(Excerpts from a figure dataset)

● ● ● ●

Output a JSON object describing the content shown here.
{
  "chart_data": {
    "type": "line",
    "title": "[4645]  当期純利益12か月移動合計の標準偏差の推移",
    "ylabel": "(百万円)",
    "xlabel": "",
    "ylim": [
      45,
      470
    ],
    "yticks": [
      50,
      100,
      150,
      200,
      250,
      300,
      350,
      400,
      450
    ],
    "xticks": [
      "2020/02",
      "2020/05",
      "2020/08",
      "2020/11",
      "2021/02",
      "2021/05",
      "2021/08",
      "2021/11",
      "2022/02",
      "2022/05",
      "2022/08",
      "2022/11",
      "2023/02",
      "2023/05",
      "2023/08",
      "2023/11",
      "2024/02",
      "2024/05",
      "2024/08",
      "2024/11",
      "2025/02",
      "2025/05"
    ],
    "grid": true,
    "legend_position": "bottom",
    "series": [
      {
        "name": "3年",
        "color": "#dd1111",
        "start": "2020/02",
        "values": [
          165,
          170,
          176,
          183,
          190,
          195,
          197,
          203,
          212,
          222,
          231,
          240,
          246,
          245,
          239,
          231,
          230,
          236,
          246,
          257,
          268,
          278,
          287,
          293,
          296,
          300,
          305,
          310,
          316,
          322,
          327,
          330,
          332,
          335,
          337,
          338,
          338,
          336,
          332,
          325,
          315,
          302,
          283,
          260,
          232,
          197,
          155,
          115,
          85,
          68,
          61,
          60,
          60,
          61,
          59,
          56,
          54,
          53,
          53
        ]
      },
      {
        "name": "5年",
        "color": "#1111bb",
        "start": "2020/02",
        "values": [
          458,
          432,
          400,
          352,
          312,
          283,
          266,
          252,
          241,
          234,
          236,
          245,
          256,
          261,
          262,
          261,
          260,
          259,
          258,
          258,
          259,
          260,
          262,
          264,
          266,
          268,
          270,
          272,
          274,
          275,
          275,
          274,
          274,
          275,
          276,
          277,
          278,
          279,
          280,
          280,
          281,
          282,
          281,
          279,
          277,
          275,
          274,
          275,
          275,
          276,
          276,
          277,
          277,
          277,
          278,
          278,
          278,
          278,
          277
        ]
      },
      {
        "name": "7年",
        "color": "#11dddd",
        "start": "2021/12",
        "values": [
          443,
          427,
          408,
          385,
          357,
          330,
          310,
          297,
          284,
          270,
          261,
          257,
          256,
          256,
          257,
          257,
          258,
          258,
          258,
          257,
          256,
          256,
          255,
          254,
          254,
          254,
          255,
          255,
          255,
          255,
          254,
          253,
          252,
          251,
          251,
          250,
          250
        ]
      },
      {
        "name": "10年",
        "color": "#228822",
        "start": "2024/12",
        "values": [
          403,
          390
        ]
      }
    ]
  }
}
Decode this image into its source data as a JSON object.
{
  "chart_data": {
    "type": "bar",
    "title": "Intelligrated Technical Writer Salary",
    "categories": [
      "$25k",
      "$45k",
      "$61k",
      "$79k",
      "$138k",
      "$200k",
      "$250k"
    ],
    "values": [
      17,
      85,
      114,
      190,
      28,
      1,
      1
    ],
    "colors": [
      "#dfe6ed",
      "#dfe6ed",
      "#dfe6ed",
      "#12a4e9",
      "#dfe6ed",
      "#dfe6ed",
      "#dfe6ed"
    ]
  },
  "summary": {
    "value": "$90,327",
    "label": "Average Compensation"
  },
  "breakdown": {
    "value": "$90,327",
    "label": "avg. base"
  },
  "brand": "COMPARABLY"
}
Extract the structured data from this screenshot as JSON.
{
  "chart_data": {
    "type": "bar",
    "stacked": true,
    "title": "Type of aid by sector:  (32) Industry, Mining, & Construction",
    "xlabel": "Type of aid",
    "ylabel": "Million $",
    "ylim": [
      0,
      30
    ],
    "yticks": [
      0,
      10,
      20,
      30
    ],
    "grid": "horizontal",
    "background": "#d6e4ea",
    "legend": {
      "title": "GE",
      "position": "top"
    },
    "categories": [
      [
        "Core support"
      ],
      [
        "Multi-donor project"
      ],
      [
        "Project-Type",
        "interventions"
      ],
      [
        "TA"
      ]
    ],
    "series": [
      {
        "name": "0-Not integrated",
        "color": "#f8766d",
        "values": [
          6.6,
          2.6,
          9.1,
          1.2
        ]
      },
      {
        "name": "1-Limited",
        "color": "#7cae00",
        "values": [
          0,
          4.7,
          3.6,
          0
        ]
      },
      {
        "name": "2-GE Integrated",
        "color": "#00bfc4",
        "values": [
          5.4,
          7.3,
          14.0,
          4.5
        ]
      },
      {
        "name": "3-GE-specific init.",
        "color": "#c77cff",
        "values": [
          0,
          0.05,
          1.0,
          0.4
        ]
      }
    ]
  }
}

● ● ● ●

• **REQUIREMENTS**
Return every record above exactly as it appears.

• **SOLUTION BELOW**
Output a JSON object describing the content shown here.
{
  "chart_data": {
    "type": "line",
    "title": "[4645]  当期純利益12か月移動合計の標準偏差の推移",
    "ylabel": "(百万円)",
    "xlabel": "",
    "ylim": [
      45,
      470
    ],
    "yticks": [
      50,
      100,
      150,
      200,
      250,
      300,
      350,
      400,
      450
    ],
    "xticks": [
      "2020/02",
      "2020/05",
      "2020/08",
      "2020/11",
      "2021/02",
      "2021/05",
      "2021/08",
      "2021/11",
      "2022/02",
      "2022/05",
      "2022/08",
      "2022/11",
      "2023/02",
      "2023/05",
      "2023/08",
      "2023/11",
      "2024/02",
      "2024/05",
      "2024/08",
      "2024/11",
      "2025/02",
      "2025/05"
    ],
    "grid": true,
    "legend_position": "bottom",
    "series": [
      {
        "name": "3年",
        "color": "#dd1111",
        "start": "2020/02",
        "values": [
          165,
          170,
          176,
          183,
          190,
          195,
          197,
          203,
          212,
          222,
          231,
          240,
          246,
          245,
          239,
          231,
          230,
          236,
          246,
          257,
          268,
          278,
          287,
          293,
          296,
          300,
          305,
          310,
          316,
          322,
          327,
          330,
          332,
          335,
          337,
          338,
          338,
          336,
          332,
          325,
          315,
          302,
          283,
          260,
          232,
          197,
          155,
          115,
          85,
          68,
          61,
          60,
          60,
          61,
          59,
          56,
          54,
          53,
          53
        ]
      },
      {
        "name": "5年",
        "color": "#1111bb",
        "start": "2020/02",
        "values": [
          458,
          432,
          400,
          352,
          312,
          283,
          266,
          252,
          241,
          234,
          236,
          245,
          256,
          261,
          262,
          261,
          260,
          259,
          258,
          258,
          259,
          260,
          262,
          264,
          266,
          268,
          270,
          272,
          274,
          275,
          275,
          274,
          274,
          275,
          276,
          277,
          278,
          279,
          280,
          280,
          281,
          282,
          281,
          279,
          277,
          275,
          274,
          275,
          275,
          276,
          276,
          277,
          277,
          277,
          278,
          278,
          278,
          278,
          277
        ]
      },
      {
        "name": "7年",
        "color": "#11dddd",
        "start": "2021/12",
        "values": [
          443,
          427,
          408,
          385,
          357,
          330,
          310,
          297,
          284,
          270,
          261,
          257,
          256,
          256,
          257,
          257,
          258,
          258,
          258,
          257,
          256,
          256,
          255,
          254,
          254,
          254,
          255,
          255,
          255,
          255,
          254,
          253,
          252,
          251,
          251,
          250,
          250
        ]
      },
      {
        "name": "10年",
        "color": "#228822",
        "start": "2024/12",
        "values": [
          403,
          390
        ]
      }
    ]
  }
}
Decode this image into its source data as a JSON object.
{
  "chart_data": {
    "type": "bar",
    "title": "Intelligrated Technical Writer Salary",
    "categories": [
      "$25k",
      "$45k",
      "$61k",
      "$79k",
      "$138k",
      "$200k",
      "$250k"
    ],
    "values": [
      17,
      85,
      114,
      190,
      28,
      1,
      1
    ],
    "colors": [
      "#dfe6ed",
      "#dfe6ed",
      "#dfe6ed",
      "#12a4e9",
      "#dfe6ed",
      "#dfe6ed",
      "#dfe6ed"
    ]
  },
  "summary": {
    "value": "$90,327",
    "label": "Average Compensation"
  },
  "breakdown": {
    "value": "$90,327",
    "label": "avg. base"
  },
  "brand": "COMPARABLY"
}
Extract the structured data from this screenshot as JSON.
{
  "chart_data": {
    "type": "bar",
    "stacked": true,
    "title": "Type of aid by sector:  (32) Industry, Mining, & Construction",
    "xlabel": "Type of aid",
    "ylabel": "Million $",
    "ylim": [
      0,
      30
    ],
    "yticks": [
      0,
      10,
      20,
      30
    ],
    "grid": "horizontal",
    "background": "#d6e4ea",
    "legend": {
      "title": "GE",
      "position": "top"
    },
    "categories": [
      [
        "Core support"
      ],
      [
        "Multi-donor project"
      ],
      [
        "Project-Type",
        "interventions"
      ],
      [
        "TA"
      ]
    ],
    "series": [
      {
        "name": "0-Not integrated",
        "color": "#f8766d",
        "values": [
          6.6,
          2.6,
          9.1,
          1.2
        ]
      },
      {
        "name": "1-Limited",
        "color": "#7cae00",
        "values": [
          0,
          4.7,
          3.6,
          0
        ]
      },
      {
        "name": "2-GE Integrated",
        "color": "#00bfc4",
        "values": [
          5.4,
          7.3,
          14.0,
          4.5
        ]
      },
      {
        "name": "3-GE-specific init.",
        "color": "#c77cff",
        "values": [
          0,
          0.05,
          1.0,
          0.4
        ]
      }
    ]
  }
}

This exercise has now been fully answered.